:: RECORDS PROVIDED

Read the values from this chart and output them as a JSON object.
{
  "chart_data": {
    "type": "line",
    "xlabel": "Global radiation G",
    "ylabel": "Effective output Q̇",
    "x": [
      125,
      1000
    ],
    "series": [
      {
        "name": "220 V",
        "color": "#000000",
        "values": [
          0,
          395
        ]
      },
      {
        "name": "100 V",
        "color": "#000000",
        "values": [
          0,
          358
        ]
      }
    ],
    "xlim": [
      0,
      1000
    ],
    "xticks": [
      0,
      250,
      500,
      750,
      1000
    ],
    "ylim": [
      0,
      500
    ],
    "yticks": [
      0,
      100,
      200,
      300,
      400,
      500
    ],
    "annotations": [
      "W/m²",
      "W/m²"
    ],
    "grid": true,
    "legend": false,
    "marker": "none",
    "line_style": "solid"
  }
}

::::

## WHAT TO DO
Determine how many lines in the listing above hold the word "output", answering with the number only.

## WORKED ANSWER
2